+++ ENTRIES SUPPLIED +++

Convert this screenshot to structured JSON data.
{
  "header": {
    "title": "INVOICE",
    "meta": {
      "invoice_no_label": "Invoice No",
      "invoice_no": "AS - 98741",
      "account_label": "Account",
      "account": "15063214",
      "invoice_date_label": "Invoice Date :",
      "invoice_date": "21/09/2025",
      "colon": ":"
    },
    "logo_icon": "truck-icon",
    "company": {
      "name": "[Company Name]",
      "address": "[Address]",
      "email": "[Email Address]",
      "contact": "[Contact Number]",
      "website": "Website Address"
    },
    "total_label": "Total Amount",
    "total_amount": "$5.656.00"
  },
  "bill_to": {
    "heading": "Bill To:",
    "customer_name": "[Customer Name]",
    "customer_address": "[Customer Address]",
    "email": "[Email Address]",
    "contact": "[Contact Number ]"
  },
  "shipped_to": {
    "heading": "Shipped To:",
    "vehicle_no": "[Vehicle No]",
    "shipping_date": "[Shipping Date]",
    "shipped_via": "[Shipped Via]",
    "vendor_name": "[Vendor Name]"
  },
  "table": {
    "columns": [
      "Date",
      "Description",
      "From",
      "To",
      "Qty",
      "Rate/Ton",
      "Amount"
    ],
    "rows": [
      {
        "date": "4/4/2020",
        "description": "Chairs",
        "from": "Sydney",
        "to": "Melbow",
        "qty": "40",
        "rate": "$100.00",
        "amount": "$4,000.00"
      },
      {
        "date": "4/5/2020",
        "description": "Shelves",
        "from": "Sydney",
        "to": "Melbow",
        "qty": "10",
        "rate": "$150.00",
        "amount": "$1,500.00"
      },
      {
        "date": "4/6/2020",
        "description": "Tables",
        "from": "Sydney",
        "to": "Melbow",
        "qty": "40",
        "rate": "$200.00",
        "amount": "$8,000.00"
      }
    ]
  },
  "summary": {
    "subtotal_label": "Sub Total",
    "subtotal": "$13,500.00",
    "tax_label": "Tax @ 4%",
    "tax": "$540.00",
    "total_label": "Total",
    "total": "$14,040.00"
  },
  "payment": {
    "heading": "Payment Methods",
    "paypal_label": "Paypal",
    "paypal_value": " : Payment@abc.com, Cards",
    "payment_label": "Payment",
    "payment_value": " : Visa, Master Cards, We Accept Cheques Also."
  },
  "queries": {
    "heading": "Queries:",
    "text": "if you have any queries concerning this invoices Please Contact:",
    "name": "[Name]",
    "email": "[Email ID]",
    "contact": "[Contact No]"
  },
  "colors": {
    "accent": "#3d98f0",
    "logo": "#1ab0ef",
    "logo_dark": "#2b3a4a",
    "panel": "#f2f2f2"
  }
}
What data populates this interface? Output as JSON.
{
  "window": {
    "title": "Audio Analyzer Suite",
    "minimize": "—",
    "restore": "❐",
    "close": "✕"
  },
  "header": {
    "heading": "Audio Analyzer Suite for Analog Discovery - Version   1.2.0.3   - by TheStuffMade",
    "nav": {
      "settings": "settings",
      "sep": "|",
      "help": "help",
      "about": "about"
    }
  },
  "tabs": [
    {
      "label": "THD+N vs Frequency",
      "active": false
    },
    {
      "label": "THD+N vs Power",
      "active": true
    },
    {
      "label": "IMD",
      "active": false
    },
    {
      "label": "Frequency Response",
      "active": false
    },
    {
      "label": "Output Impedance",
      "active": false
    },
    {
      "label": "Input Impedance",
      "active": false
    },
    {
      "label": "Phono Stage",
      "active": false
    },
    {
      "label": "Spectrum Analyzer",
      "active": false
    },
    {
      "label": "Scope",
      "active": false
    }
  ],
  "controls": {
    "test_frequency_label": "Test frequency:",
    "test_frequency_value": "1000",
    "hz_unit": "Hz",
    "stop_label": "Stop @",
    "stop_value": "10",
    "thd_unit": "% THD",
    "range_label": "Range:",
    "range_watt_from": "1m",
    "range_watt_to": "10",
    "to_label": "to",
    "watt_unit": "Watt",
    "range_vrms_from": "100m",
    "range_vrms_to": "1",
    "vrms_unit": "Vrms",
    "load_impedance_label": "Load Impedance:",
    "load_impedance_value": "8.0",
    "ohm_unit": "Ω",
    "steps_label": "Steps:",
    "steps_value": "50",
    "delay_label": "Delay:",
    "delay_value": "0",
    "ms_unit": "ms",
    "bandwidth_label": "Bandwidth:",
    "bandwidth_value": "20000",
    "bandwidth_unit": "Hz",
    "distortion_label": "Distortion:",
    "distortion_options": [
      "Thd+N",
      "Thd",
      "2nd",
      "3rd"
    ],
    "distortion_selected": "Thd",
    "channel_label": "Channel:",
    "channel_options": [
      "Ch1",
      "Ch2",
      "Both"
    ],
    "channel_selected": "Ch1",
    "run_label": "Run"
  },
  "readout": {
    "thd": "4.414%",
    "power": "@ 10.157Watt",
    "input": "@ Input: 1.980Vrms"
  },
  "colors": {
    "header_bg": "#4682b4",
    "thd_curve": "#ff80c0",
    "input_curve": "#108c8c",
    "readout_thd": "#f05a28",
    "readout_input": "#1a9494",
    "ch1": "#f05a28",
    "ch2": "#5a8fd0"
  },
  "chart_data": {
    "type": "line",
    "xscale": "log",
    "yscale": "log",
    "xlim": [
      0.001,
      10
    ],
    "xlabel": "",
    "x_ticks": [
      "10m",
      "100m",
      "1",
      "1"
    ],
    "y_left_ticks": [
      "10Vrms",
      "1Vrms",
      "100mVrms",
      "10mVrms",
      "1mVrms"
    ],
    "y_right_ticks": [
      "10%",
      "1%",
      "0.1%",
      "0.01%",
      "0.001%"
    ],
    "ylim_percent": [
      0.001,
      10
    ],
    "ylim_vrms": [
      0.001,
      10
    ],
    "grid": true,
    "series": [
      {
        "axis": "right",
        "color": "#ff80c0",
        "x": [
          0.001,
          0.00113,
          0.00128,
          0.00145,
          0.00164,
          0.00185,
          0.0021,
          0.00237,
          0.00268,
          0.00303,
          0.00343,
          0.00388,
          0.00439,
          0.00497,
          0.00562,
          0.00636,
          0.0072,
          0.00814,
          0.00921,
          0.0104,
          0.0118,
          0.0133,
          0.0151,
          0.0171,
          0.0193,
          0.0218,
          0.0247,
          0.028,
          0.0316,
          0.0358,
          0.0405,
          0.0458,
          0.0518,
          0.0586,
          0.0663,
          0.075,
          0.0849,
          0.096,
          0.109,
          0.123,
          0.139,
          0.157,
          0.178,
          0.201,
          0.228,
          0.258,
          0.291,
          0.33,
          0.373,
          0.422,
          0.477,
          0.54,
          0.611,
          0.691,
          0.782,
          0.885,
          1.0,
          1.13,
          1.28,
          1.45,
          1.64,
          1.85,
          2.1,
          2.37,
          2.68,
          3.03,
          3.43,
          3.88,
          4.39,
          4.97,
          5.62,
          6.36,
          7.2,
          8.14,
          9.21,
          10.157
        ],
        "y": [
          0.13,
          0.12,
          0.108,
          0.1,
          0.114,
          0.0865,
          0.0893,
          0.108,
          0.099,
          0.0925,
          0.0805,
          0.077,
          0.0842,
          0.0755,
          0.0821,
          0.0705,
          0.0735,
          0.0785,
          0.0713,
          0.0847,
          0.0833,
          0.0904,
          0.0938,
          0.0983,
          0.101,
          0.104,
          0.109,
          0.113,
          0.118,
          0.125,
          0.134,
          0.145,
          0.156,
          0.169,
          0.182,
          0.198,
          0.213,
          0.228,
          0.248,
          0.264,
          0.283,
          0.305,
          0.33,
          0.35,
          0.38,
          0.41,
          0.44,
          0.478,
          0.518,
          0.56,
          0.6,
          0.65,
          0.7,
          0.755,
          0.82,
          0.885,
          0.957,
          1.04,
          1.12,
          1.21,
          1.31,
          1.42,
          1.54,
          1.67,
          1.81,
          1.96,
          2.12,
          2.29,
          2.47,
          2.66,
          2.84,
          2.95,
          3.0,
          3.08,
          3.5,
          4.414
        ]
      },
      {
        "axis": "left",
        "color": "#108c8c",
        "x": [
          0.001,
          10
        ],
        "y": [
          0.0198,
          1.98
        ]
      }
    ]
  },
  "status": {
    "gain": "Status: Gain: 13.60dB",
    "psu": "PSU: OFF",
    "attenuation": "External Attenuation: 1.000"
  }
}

+++

*EXERCISE BRIEF*.
Gather, from the listing above, every line carrying the word "Audio".

*SOLUTION TO THE PROBLEM*.
    "title": "Audio Analyzer Suite",
    "heading": "Audio Analyzer Suite for Analog Discovery - Version   1.2.0.3   - by TheStuffMade",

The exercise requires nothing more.